## [Brief]
Show every line below where "molecules" can be found.

## [Source records]

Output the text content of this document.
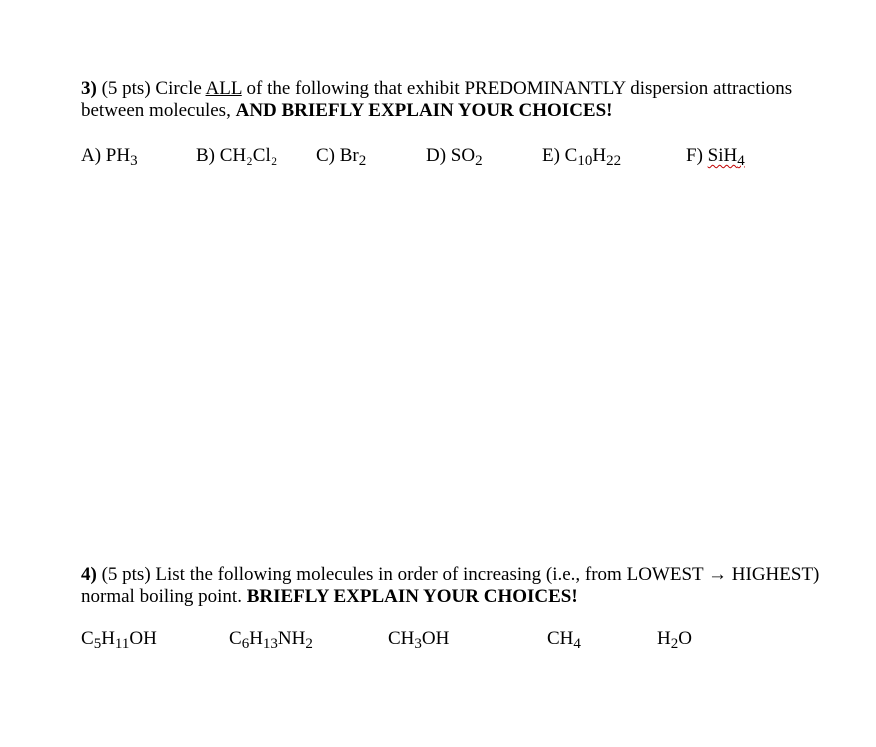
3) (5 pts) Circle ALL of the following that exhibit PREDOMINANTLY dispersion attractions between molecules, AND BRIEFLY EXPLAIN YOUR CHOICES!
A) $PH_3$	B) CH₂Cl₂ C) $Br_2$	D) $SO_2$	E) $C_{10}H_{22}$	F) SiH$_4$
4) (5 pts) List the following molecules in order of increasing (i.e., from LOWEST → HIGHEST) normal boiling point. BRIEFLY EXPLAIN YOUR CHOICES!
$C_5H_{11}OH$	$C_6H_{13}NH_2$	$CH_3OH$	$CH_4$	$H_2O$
* * *
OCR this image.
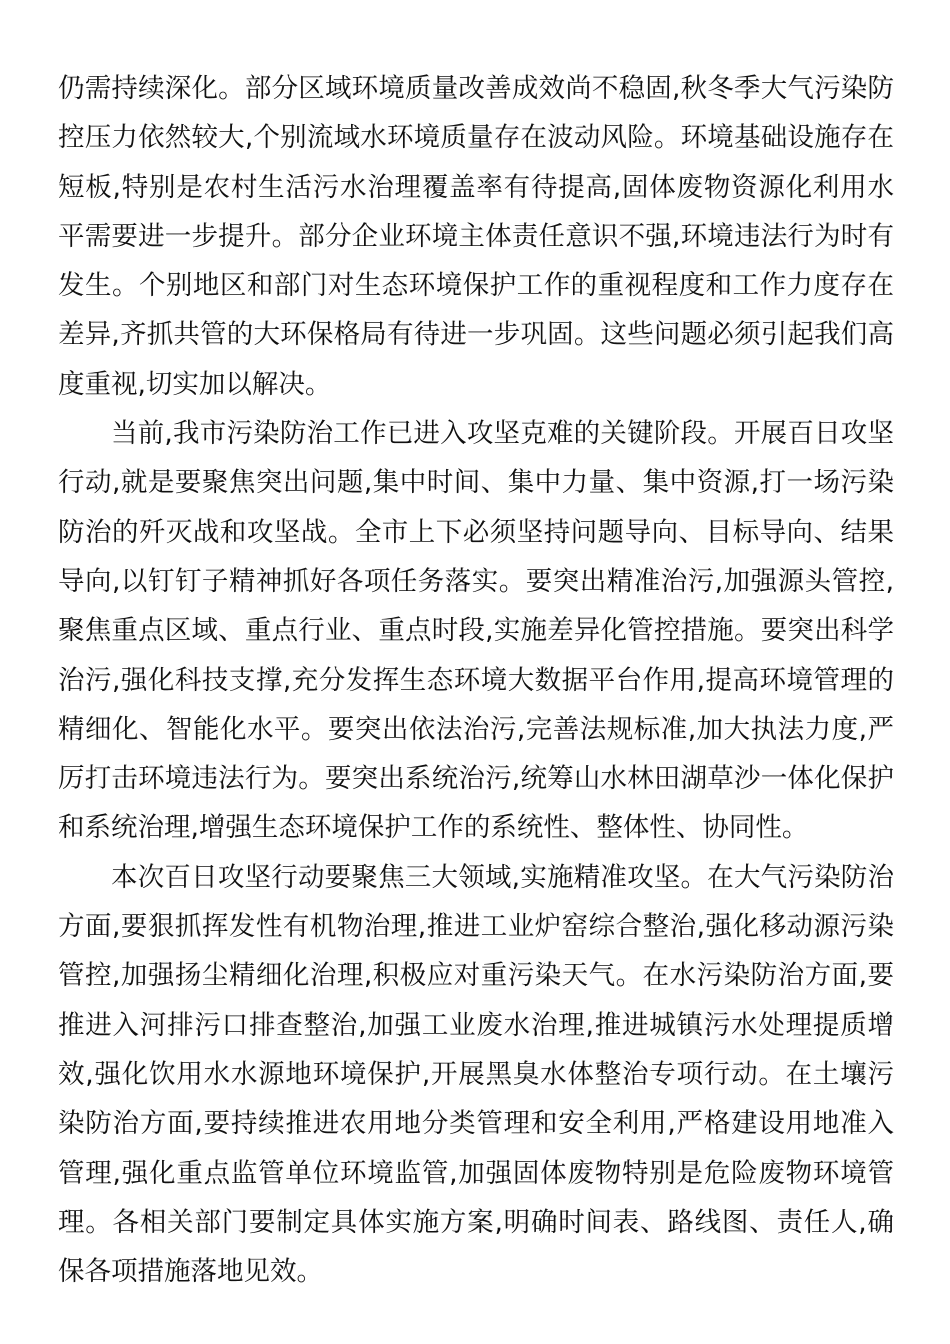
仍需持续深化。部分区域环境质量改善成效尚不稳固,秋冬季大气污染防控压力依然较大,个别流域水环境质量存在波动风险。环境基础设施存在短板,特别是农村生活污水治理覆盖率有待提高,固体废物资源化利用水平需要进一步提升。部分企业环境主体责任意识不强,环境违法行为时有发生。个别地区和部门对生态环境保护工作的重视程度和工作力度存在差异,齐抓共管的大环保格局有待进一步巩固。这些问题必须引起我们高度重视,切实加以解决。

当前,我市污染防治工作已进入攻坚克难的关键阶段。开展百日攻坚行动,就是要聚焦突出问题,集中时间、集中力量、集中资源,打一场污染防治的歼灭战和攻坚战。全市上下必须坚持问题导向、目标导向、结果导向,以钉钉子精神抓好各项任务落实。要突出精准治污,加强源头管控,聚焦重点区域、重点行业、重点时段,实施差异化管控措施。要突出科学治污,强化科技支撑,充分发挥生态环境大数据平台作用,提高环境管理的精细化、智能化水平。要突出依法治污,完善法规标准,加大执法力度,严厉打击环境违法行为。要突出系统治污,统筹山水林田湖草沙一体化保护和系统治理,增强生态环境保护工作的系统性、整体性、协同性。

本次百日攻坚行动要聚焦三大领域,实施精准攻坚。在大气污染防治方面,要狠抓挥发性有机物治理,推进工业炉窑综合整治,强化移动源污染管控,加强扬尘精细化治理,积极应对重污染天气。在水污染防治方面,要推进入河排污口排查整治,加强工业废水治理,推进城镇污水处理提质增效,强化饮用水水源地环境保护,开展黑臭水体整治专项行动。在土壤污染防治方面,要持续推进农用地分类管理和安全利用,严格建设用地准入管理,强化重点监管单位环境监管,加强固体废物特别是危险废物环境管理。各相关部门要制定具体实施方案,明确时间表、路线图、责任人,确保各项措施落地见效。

## [Exercise result]
3) (5 pts) Circle ALL of the following that exhibit PREDOMINANTLY dispersion attractions between molecules, AND BRIEFLY EXPLAIN YOUR CHOICES!
4) (5 pts) List the following molecules in order of increasing (i.e., from LOWEST → HIGHEST) normal boiling point. BRIEFLY EXPLAIN YOUR CHOICES!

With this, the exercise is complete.